====== Data provided ======

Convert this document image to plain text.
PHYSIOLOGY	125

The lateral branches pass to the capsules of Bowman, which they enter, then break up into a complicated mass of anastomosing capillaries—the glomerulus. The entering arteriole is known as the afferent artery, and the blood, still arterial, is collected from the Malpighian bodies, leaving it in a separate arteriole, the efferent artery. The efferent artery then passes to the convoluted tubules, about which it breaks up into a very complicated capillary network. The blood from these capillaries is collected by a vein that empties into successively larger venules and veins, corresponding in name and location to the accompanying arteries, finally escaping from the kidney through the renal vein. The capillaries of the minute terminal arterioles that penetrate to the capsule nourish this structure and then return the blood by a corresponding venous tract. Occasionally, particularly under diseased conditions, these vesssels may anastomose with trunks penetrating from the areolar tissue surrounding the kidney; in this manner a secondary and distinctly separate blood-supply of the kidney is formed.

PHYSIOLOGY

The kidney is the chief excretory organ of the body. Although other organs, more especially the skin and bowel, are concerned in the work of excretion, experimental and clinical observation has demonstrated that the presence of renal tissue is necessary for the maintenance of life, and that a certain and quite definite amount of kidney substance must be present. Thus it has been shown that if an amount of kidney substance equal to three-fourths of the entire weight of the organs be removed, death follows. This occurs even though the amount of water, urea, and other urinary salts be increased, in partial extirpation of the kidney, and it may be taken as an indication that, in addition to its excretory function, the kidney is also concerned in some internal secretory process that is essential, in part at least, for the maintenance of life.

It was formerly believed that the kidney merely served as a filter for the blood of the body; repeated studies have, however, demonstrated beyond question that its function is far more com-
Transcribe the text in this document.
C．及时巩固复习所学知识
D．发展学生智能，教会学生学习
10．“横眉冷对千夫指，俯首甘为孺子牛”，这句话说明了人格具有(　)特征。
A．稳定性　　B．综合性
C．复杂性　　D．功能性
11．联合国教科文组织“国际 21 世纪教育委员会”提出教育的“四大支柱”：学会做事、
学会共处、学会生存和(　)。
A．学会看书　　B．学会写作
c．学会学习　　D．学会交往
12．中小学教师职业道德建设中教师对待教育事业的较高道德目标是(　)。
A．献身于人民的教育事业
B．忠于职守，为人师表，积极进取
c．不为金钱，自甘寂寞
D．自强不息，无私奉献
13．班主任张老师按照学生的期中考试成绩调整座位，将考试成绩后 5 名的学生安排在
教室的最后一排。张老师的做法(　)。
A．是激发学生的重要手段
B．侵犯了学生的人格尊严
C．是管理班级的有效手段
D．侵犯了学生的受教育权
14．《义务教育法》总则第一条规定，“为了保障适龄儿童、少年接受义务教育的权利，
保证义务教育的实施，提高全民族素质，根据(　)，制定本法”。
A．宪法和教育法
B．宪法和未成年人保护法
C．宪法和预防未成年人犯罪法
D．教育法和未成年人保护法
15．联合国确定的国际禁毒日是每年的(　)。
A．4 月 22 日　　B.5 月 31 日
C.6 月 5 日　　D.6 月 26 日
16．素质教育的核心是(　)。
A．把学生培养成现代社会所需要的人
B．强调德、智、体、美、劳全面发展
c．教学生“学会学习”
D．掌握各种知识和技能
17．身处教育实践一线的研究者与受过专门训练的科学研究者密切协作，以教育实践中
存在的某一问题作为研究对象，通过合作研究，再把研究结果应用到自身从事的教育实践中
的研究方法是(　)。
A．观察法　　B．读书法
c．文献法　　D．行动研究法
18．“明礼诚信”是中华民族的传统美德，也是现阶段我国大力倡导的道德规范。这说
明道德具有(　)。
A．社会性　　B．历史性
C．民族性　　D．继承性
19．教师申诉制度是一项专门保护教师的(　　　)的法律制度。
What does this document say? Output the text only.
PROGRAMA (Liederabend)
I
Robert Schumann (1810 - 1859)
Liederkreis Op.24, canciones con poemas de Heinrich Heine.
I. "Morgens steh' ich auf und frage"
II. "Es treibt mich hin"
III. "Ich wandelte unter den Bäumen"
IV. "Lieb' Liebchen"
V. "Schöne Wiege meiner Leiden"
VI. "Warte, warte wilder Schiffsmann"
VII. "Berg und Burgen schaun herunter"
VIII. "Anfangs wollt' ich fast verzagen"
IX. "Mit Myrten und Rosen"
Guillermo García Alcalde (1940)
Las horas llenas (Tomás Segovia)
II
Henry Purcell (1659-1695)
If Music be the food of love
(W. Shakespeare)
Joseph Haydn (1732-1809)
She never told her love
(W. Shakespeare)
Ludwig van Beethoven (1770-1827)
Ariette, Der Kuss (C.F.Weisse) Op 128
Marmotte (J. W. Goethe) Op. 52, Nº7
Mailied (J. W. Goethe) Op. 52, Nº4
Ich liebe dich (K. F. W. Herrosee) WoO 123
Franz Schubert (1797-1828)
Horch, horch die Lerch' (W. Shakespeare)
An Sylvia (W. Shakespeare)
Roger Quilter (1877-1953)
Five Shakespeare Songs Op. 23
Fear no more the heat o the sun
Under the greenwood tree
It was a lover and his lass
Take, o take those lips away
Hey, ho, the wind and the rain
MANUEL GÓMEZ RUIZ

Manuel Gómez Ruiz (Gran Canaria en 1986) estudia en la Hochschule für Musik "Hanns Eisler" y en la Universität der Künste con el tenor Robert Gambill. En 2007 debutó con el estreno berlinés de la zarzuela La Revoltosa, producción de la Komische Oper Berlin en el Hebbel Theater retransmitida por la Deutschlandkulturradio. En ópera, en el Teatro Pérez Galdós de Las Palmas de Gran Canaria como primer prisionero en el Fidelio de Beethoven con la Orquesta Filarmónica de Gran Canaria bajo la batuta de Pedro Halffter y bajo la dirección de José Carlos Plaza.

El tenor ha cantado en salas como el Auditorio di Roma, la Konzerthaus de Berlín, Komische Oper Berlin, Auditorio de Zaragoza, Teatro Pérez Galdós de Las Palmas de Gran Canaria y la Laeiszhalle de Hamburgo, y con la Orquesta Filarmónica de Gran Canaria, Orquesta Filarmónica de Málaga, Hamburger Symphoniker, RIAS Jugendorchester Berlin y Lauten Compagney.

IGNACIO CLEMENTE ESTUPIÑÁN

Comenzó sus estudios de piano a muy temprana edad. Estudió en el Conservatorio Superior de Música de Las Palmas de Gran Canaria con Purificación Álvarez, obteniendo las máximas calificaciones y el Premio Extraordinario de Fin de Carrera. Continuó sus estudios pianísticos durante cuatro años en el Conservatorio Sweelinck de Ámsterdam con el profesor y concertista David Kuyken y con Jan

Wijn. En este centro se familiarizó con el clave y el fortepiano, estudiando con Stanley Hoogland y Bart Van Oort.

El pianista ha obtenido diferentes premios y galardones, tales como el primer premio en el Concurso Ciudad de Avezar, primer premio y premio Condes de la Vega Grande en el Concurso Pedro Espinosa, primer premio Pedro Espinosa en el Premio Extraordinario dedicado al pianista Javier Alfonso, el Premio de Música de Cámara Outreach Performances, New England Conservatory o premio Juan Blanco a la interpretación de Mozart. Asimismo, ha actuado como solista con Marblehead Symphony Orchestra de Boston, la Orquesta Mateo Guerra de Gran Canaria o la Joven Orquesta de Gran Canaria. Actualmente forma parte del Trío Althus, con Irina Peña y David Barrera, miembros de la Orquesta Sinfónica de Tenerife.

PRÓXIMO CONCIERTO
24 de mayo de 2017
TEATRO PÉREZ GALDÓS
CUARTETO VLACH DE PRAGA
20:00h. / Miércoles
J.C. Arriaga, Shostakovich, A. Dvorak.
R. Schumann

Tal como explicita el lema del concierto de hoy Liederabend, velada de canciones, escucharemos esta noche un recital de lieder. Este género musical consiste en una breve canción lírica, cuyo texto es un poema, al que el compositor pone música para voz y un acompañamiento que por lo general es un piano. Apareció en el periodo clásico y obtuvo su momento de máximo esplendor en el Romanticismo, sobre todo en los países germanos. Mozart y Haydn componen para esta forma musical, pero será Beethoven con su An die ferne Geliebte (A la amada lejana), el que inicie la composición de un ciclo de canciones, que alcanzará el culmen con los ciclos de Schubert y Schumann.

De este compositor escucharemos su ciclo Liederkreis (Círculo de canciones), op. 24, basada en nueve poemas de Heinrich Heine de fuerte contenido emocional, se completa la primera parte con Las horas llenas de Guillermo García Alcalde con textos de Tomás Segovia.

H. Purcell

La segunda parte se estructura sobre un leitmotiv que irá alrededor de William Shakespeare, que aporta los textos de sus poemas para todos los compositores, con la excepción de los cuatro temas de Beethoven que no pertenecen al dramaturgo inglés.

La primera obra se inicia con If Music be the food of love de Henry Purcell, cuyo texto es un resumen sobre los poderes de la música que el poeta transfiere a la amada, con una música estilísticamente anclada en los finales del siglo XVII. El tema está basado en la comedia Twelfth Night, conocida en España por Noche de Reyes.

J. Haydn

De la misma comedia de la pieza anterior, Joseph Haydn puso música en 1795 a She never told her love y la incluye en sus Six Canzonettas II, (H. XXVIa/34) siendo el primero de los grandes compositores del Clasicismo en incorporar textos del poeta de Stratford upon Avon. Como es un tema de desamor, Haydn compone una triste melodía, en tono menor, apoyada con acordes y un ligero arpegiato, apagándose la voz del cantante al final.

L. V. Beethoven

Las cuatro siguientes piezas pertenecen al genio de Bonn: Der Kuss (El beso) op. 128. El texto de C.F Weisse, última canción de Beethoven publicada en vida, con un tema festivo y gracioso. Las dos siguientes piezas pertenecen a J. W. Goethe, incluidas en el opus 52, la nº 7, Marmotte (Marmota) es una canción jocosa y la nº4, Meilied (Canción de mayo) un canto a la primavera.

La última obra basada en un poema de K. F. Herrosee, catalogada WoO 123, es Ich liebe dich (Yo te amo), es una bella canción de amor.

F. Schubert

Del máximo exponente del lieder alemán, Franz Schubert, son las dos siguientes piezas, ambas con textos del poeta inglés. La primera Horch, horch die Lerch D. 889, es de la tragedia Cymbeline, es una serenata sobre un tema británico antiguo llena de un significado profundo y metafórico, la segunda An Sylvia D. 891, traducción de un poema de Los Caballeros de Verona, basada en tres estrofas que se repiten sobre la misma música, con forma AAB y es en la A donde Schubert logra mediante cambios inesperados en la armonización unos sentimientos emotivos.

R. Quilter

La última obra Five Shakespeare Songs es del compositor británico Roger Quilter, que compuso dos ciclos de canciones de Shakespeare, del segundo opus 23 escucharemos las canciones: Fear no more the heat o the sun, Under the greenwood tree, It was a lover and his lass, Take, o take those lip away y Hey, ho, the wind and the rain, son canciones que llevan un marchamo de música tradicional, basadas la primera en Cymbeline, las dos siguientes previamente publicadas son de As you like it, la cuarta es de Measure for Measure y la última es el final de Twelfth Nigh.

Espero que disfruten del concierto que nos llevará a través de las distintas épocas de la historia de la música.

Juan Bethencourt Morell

======

*What needs to be done*: Report every line in the data above in which the word "Guillermo" appears.

*Solution*:
Guillermo García Alcalde (1940)
De este compositor escucharemos su ciclo Liederkreis (Círculo de canciones), op. 24, basada en nueve poemas de Heinrich Heine de fuerte contenido emocional, se completa la primera parte con Las horas llenas de Guillermo García Alcalde con textos de Tomás Segovia.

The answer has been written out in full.